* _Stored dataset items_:
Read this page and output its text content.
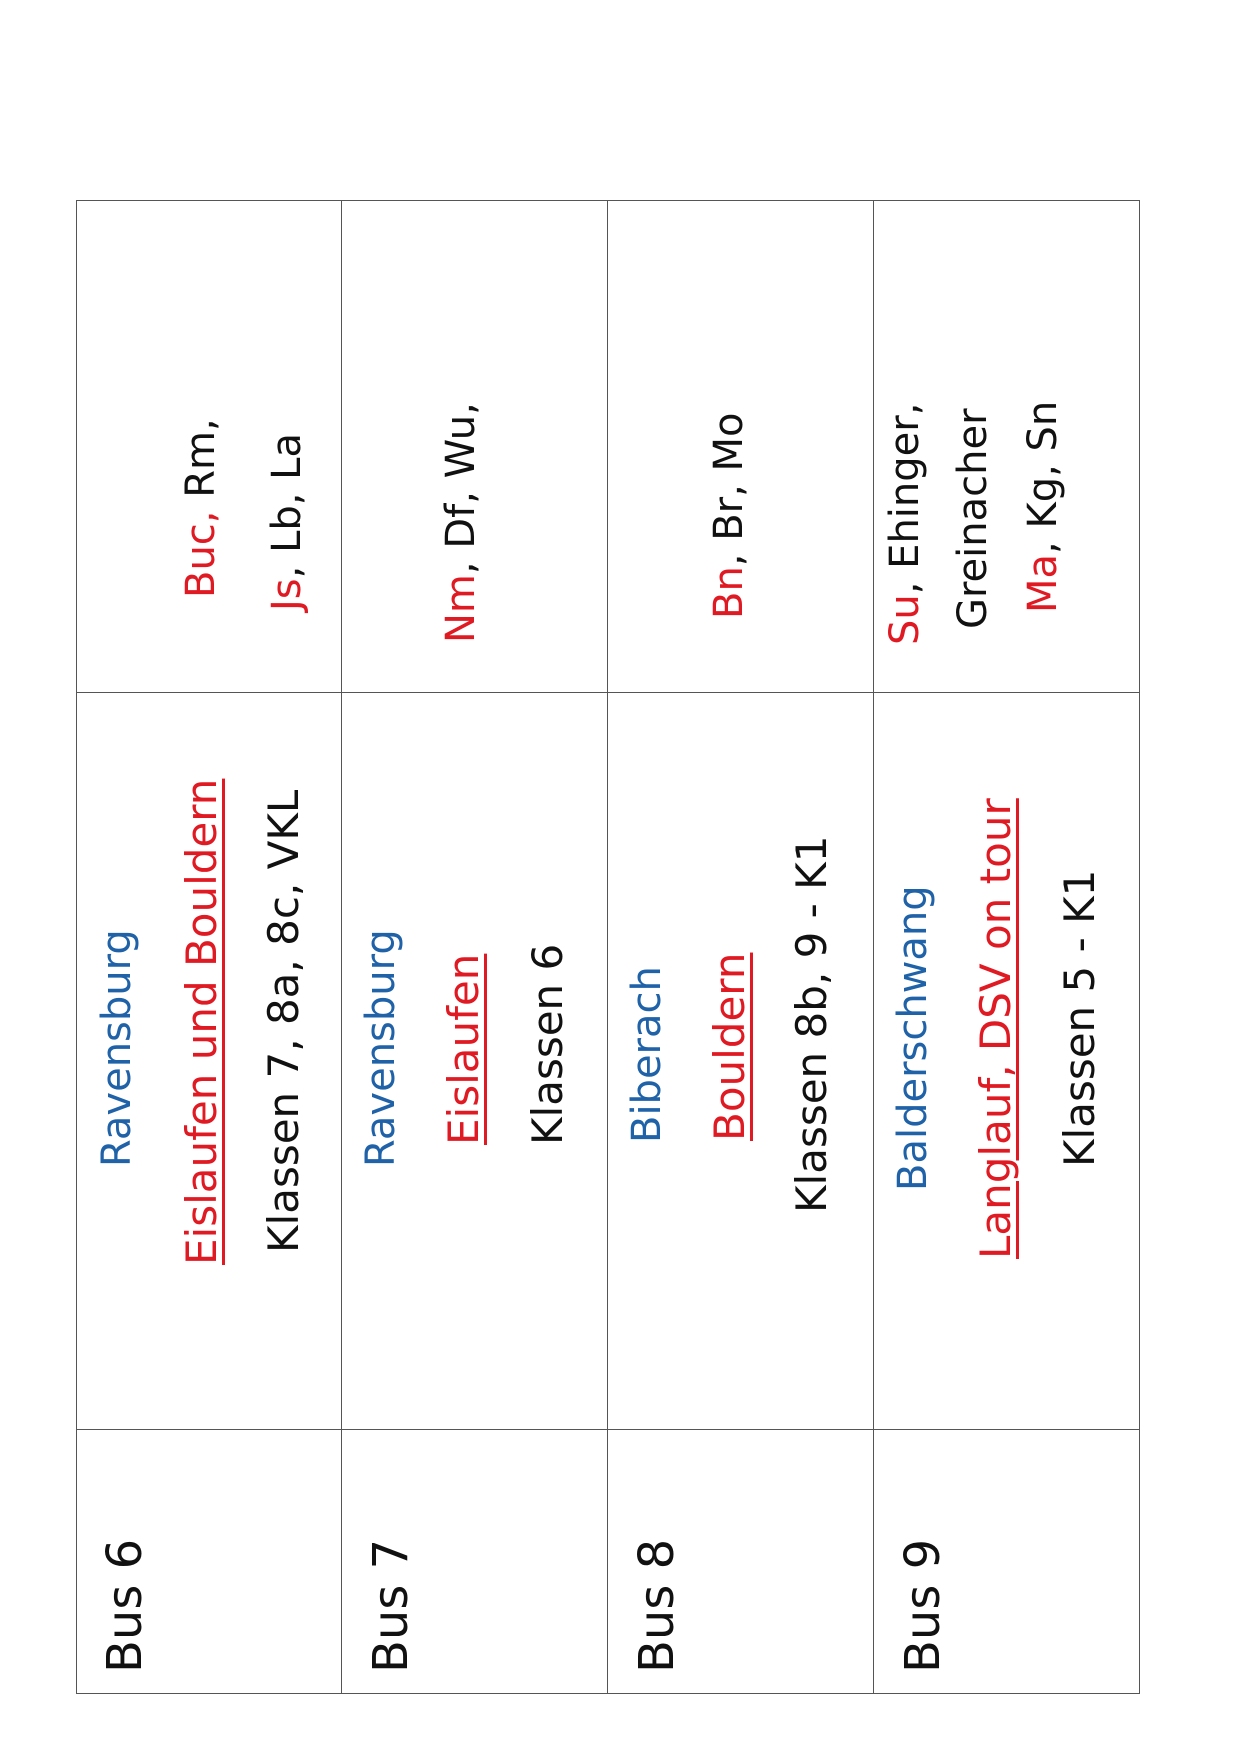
Bus 6
Ravensburg Eislaufen und Bouldern Klassen 7, 8a, 8c, VKL
Buc, Rm,
Js, Lb, La
Bus 7
Ravensburg Eislaufen Klassen 6
Nm, Df, Wu,
Bus 8
Biberach Bouldern Klassen 8b, 9 - K1
Bn, Br, Mo
Bus 9
Balderschwang Langlauf, DSV on tour Klassen 5 - K1
Su, Ehinger, Greinacher Ma, Kg, Sn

* _Exercise description_:
Transcribe all of the entries word for word, but skip any pictures they contain.

* _Response to the task_:
Read this page and output its text content.
Bus 6
Ravensburg Eislaufen und Bouldern Klassen 7, 8a, 8c, VKL
Buc, Rm,
Js, Lb, La
Bus 7
Ravensburg Eislaufen Klassen 6
Nm, Df, Wu,
Bus 8
Biberach Bouldern Klassen 8b, 9 - K1
Bn, Br, Mo
Bus 9
Balderschwang Langlauf, DSV on tour Klassen 5 - K1
Su, Ehinger, Greinacher Ma, Kg, Sn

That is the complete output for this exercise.